(Saved entries)
********

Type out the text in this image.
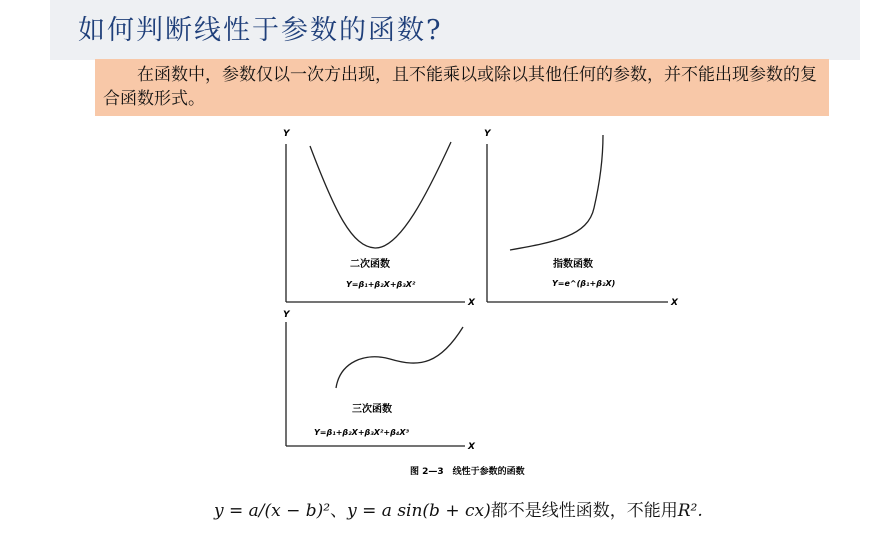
如何判断线性于参数的函数?

在函数中，参数仅以一次方出现，且不能乘以或除以其他任何的参数，并不能出现参数的复合函数形式。

Y
X
二次函数
Y=β₁+β₂X+β₃X²
Y
X
指数函数
Y=e^(β₁+β₂X)
Y
X
三次函数
Y=β₁+β₂X+β₃X²+β₄X³
图 2—3　线性于参数的函数
y = a/(x − b)²、y = a sin(b + cx)都不是线性函数，不能用R².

********

**What is asked:** Give all the entries again exactly, dropping each picture.

**Expected output:**
Type out the text in this image.
如何判断线性于参数的函数?

在函数中，参数仅以一次方出现，且不能乘以或除以其他任何的参数，并不能出现参数的复合函数形式。

Y
X
二次函数
Y=β₁+β₂X+β₃X²
Y
X
指数函数
Y=e^(β₁+β₂X)
Y
X
三次函数
Y=β₁+β₂X+β₃X²+β₄X³
图 2—3　线性于参数的函数
y = a/(x − b)²、y = a sin(b + cx)都不是线性函数，不能用R².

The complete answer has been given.